Repeat the entire listing exactly.

** begin Records shown **

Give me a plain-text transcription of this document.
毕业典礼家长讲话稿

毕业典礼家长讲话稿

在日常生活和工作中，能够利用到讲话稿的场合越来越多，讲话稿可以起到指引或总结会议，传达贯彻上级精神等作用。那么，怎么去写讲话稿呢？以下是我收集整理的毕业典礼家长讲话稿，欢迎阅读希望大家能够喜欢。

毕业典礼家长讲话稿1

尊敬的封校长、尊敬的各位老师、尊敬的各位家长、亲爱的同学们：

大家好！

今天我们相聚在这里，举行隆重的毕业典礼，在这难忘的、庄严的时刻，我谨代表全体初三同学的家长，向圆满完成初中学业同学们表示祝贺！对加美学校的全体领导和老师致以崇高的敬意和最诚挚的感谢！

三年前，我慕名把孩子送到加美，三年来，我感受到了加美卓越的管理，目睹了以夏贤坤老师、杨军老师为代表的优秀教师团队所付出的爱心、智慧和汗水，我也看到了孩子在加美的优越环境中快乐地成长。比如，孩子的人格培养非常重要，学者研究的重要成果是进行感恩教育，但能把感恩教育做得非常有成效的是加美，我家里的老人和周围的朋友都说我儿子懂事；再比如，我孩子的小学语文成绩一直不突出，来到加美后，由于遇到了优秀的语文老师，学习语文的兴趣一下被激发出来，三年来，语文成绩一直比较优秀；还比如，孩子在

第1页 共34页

** end Records shown **

Full output >>
Give me a plain-text transcription of this document.
毕业典礼家长讲话稿

毕业典礼家长讲话稿

在日常生活和工作中，能够利用到讲话稿的场合越来越多，讲话稿可以起到指引或总结会议，传达贯彻上级精神等作用。那么，怎么去写讲话稿呢？以下是我收集整理的毕业典礼家长讲话稿，欢迎阅读希望大家能够喜欢。

毕业典礼家长讲话稿1

尊敬的封校长、尊敬的各位老师、尊敬的各位家长、亲爱的同学们：

大家好！

今天我们相聚在这里，举行隆重的毕业典礼，在这难忘的、庄严的时刻，我谨代表全体初三同学的家长，向圆满完成初中学业同学们表示祝贺！对加美学校的全体领导和老师致以崇高的敬意和最诚挚的感谢！

三年前，我慕名把孩子送到加美，三年来，我感受到了加美卓越的管理，目睹了以夏贤坤老师、杨军老师为代表的优秀教师团队所付出的爱心、智慧和汗水，我也看到了孩子在加美的优越环境中快乐地成长。比如，孩子的人格培养非常重要，学者研究的重要成果是进行感恩教育，但能把感恩教育做得非常有成效的是加美，我家里的老人和周围的朋友都说我儿子懂事；再比如，我孩子的小学语文成绩一直不突出，来到加美后，由于遇到了优秀的语文老师，学习语文的兴趣一下被激发出来，三年来，语文成绩一直比较优秀；还比如，孩子在

第1页 共34页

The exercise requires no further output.